--- start Records provided ---

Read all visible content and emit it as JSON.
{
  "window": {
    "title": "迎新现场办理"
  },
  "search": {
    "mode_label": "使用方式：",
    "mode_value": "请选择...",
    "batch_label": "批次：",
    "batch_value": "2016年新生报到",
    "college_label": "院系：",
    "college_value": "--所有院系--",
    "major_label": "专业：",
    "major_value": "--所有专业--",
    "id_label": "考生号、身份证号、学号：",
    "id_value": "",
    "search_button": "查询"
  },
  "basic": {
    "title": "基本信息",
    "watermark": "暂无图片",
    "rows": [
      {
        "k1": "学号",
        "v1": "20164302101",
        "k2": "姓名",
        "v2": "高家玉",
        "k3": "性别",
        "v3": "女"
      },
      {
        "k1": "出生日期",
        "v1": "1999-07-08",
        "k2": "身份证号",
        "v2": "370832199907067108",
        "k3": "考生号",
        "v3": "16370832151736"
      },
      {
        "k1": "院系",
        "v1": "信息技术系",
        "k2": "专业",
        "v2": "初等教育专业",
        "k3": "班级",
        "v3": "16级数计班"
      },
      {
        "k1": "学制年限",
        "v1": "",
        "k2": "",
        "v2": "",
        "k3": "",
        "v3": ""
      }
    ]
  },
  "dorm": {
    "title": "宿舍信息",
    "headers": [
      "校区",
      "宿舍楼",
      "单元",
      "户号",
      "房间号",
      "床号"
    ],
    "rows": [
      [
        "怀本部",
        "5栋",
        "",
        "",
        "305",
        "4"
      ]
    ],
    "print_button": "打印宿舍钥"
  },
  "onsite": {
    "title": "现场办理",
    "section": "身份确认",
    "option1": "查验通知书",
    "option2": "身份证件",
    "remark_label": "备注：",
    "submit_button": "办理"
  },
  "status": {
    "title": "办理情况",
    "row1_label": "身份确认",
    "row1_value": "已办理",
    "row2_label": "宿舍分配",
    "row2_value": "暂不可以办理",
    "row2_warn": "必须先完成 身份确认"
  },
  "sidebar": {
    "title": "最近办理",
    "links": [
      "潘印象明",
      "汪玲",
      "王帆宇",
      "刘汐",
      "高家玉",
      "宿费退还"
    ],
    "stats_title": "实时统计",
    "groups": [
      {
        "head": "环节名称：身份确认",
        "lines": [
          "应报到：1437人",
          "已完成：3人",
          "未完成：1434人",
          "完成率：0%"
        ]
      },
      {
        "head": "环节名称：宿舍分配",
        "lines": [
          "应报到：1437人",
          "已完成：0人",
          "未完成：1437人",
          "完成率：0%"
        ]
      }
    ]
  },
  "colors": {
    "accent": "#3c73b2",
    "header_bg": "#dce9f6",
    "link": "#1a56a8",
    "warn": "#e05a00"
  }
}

--- end Records provided ---

→ Aim: Write the material out exactly, with nothing left out.

→ Answer to this task:
Read all visible content and emit it as JSON.
{
  "window": {
    "title": "迎新现场办理"
  },
  "search": {
    "mode_label": "使用方式：",
    "mode_value": "请选择...",
    "batch_label": "批次：",
    "batch_value": "2016年新生报到",
    "college_label": "院系：",
    "college_value": "--所有院系--",
    "major_label": "专业：",
    "major_value": "--所有专业--",
    "id_label": "考生号、身份证号、学号：",
    "id_value": "",
    "search_button": "查询"
  },
  "basic": {
    "title": "基本信息",
    "watermark": "暂无图片",
    "rows": [
      {
        "k1": "学号",
        "v1": "20164302101",
        "k2": "姓名",
        "v2": "高家玉",
        "k3": "性别",
        "v3": "女"
      },
      {
        "k1": "出生日期",
        "v1": "1999-07-08",
        "k2": "身份证号",
        "v2": "370832199907067108",
        "k3": "考生号",
        "v3": "16370832151736"
      },
      {
        "k1": "院系",
        "v1": "信息技术系",
        "k2": "专业",
        "v2": "初等教育专业",
        "k3": "班级",
        "v3": "16级数计班"
      },
      {
        "k1": "学制年限",
        "v1": "",
        "k2": "",
        "v2": "",
        "k3": "",
        "v3": ""
      }
    ]
  },
  "dorm": {
    "title": "宿舍信息",
    "headers": [
      "校区",
      "宿舍楼",
      "单元",
      "户号",
      "房间号",
      "床号"
    ],
    "rows": [
      [
        "怀本部",
        "5栋",
        "",
        "",
        "305",
        "4"
      ]
    ],
    "print_button": "打印宿舍钥"
  },
  "onsite": {
    "title": "现场办理",
    "section": "身份确认",
    "option1": "查验通知书",
    "option2": "身份证件",
    "remark_label": "备注：",
    "submit_button": "办理"
  },
  "status": {
    "title": "办理情况",
    "row1_label": "身份确认",
    "row1_value": "已办理",
    "row2_label": "宿舍分配",
    "row2_value": "暂不可以办理",
    "row2_warn": "必须先完成 身份确认"
  },
  "sidebar": {
    "title": "最近办理",
    "links": [
      "潘印象明",
      "汪玲",
      "王帆宇",
      "刘汐",
      "高家玉",
      "宿费退还"
    ],
    "stats_title": "实时统计",
    "groups": [
      {
        "head": "环节名称：身份确认",
        "lines": [
          "应报到：1437人",
          "已完成：3人",
          "未完成：1434人",
          "完成率：0%"
        ]
      },
      {
        "head": "环节名称：宿舍分配",
        "lines": [
          "应报到：1437人",
          "已完成：0人",
          "未完成：1437人",
          "完成率：0%"
        ]
      }
    ]
  },
  "colors": {
    "accent": "#3c73b2",
    "header_bg": "#dce9f6",
    "link": "#1a56a8",
    "warn": "#e05a00"
  }
}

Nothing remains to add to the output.